4. That slavery, being a peculiar local institution, derived from local laws, without any origin in the Constitution or in natural rights, is upheld by the sole and exclusive authority of the State, and must therefore cease to exist legally or constitutionally when the State on which it depends no longer exists; for the incident cannot survive the principal.

5. That in the exercise of its exclusive jurisdiction over the territory once occupied by the States, it is the duty of Congress to see that the supremacy of the Constitution is maintained in its essential principles, so that everywhere in this extensive territory slavery shall cease to exist practically, as it has already ceased to exist constitutionally or legally.

6. That any recognition of slavery in such territory, or any surrender of slaves under the pretended laws of the extinct States by any officer of the United States, civil or military, is a recognition of the pretended governments, to the exclusion of the jurisdiction of Congress under the Constitution, and is in the nature of aid and comfort to the rebellion that has been organized.

[Data records]
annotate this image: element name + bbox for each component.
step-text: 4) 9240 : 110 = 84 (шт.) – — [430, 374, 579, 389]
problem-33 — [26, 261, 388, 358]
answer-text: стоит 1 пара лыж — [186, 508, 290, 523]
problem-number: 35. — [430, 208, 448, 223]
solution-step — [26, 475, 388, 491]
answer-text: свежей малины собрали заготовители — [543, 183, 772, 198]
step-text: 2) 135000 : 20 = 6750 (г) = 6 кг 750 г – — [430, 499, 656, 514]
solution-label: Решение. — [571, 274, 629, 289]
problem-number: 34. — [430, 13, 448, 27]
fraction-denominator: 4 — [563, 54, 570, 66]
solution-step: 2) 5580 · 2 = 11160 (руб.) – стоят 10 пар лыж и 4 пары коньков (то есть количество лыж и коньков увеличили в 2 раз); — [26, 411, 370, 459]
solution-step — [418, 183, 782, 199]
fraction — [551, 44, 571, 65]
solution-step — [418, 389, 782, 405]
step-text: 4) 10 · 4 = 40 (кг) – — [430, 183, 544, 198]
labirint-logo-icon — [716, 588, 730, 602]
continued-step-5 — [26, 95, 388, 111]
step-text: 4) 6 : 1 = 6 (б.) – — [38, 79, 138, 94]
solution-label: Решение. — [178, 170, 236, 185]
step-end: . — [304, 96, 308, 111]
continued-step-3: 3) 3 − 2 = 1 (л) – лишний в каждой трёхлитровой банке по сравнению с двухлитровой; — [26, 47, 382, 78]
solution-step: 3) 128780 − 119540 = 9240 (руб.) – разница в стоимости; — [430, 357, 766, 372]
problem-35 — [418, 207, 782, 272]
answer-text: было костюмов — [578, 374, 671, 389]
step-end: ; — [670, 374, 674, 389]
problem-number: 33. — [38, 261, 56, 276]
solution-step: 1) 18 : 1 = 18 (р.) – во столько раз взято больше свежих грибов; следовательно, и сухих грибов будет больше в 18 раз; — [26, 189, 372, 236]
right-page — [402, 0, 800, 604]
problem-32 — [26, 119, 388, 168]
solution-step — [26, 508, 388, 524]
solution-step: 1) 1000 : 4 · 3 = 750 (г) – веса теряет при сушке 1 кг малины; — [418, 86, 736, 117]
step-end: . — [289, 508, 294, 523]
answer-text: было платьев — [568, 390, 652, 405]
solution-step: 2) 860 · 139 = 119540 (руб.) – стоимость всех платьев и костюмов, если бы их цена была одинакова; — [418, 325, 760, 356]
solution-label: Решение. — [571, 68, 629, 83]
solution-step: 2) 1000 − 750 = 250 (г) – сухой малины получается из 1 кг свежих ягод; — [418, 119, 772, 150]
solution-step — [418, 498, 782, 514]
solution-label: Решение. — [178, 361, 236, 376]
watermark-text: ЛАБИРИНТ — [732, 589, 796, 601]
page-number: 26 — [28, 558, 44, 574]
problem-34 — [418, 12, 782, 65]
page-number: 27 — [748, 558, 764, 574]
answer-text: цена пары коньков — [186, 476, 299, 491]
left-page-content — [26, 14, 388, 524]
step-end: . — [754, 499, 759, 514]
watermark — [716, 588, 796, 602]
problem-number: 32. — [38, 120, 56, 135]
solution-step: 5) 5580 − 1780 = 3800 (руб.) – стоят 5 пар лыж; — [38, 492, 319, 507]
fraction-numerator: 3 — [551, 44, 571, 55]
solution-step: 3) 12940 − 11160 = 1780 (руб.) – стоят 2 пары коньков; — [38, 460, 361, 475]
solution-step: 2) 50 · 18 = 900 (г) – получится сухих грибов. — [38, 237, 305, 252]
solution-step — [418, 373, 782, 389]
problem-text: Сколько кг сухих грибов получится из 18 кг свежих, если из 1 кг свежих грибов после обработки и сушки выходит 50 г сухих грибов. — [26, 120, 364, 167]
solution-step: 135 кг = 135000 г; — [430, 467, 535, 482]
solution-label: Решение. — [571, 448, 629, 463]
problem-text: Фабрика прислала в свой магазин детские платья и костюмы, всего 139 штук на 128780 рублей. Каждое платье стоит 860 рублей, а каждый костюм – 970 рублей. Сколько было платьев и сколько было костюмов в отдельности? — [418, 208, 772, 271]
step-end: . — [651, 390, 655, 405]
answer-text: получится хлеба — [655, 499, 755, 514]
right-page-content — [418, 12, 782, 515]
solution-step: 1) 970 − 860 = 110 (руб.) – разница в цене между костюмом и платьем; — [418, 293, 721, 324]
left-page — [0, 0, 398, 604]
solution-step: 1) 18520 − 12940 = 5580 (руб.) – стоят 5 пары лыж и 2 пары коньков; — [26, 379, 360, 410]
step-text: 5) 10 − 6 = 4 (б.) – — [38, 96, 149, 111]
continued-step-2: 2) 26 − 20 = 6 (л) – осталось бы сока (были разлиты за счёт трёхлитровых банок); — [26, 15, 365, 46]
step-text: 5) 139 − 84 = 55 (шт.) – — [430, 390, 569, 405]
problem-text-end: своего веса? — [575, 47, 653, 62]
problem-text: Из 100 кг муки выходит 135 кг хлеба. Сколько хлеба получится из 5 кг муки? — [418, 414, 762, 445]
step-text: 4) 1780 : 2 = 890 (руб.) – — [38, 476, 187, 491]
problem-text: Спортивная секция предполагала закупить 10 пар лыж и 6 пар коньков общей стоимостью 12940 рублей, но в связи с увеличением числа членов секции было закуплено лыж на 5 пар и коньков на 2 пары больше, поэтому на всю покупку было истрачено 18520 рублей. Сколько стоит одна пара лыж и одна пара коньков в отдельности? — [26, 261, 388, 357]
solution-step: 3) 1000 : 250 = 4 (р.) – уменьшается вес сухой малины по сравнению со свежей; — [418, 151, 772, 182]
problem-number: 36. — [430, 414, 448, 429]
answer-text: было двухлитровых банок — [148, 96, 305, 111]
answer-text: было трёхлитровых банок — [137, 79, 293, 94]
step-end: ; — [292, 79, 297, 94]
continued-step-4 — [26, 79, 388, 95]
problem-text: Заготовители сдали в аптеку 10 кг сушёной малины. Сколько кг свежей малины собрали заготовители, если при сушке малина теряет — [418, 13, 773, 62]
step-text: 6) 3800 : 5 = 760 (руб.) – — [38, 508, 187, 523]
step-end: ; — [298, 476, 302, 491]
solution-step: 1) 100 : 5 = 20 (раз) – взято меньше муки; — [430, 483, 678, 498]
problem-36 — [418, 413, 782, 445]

* [WORK TO DO]:
A - According to the resolutions on slavery, by what authority is slavery upheld?
B - Using the resolutions on slavery, explain why slavery must cease to exist legally once the State on which it depends no longer exists.
C - Reproduce the passage of the resolutions on slavery from "6. That any" up to and including "has been organized.".

* [COMPLETED EXERCISE]:
A - Slavery is upheld by the sole and exclusive authority of the State.

B - Slavery is a peculiar local institution that comes from local laws and has no origin in the Constitution or in natural rights. It is upheld only by the authority of the State, so when that State no longer exists, slavery loses its legal basis, because the incident cannot survive the principal.

C -
6. That any recognition of slavery in such territory, or any surrender of slaves under the pretended laws of the extinct States by any officer of the United States, civil or military, is a recognition of the pretended governments, to the exclusion of the jurisdiction of Congress under the Constitution, and is in the nature of aid and comfort to the rebellion that has been organized.